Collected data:
= = = =

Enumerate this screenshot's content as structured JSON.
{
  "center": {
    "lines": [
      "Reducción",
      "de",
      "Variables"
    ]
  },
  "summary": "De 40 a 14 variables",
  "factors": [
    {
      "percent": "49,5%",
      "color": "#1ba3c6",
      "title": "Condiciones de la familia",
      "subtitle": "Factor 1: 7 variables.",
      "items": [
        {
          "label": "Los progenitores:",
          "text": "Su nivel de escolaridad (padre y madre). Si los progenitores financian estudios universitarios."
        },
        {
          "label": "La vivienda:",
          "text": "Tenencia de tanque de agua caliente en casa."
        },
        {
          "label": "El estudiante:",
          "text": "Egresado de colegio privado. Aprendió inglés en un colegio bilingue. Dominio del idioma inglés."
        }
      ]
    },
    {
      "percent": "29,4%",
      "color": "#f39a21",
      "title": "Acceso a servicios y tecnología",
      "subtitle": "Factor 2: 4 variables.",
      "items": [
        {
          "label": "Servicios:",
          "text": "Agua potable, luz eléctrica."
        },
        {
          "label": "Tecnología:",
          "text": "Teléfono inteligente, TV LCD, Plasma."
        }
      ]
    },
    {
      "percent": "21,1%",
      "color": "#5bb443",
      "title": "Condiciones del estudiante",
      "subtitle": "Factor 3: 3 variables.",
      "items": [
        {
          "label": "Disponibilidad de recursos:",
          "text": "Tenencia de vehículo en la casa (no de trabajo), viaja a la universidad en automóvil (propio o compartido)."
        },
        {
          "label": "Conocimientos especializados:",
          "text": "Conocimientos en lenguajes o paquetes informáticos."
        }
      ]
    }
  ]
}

= = = =

Everything in the listing above should be restated exactly.

Correct result =
Enumerate this screenshot's content as structured JSON.
{
  "center": {
    "lines": [
      "Reducción",
      "de",
      "Variables"
    ]
  },
  "summary": "De 40 a 14 variables",
  "factors": [
    {
      "percent": "49,5%",
      "color": "#1ba3c6",
      "title": "Condiciones de la familia",
      "subtitle": "Factor 1: 7 variables.",
      "items": [
        {
          "label": "Los progenitores:",
          "text": "Su nivel de escolaridad (padre y madre). Si los progenitores financian estudios universitarios."
        },
        {
          "label": "La vivienda:",
          "text": "Tenencia de tanque de agua caliente en casa."
        },
        {
          "label": "El estudiante:",
          "text": "Egresado de colegio privado. Aprendió inglés en un colegio bilingue. Dominio del idioma inglés."
        }
      ]
    },
    {
      "percent": "29,4%",
      "color": "#f39a21",
      "title": "Acceso a servicios y tecnología",
      "subtitle": "Factor 2: 4 variables.",
      "items": [
        {
          "label": "Servicios:",
          "text": "Agua potable, luz eléctrica."
        },
        {
          "label": "Tecnología:",
          "text": "Teléfono inteligente, TV LCD, Plasma."
        }
      ]
    },
    {
      "percent": "21,1%",
      "color": "#5bb443",
      "title": "Condiciones del estudiante",
      "subtitle": "Factor 3: 3 variables.",
      "items": [
        {
          "label": "Disponibilidad de recursos:",
          "text": "Tenencia de vehículo en la casa (no de trabajo), viaja a la universidad en automóvil (propio o compartido)."
        },
        {
          "label": "Conocimientos especializados:",
          "text": "Conocimientos en lenguajes o paquetes informáticos."
        }
      ]
    }
  ]
}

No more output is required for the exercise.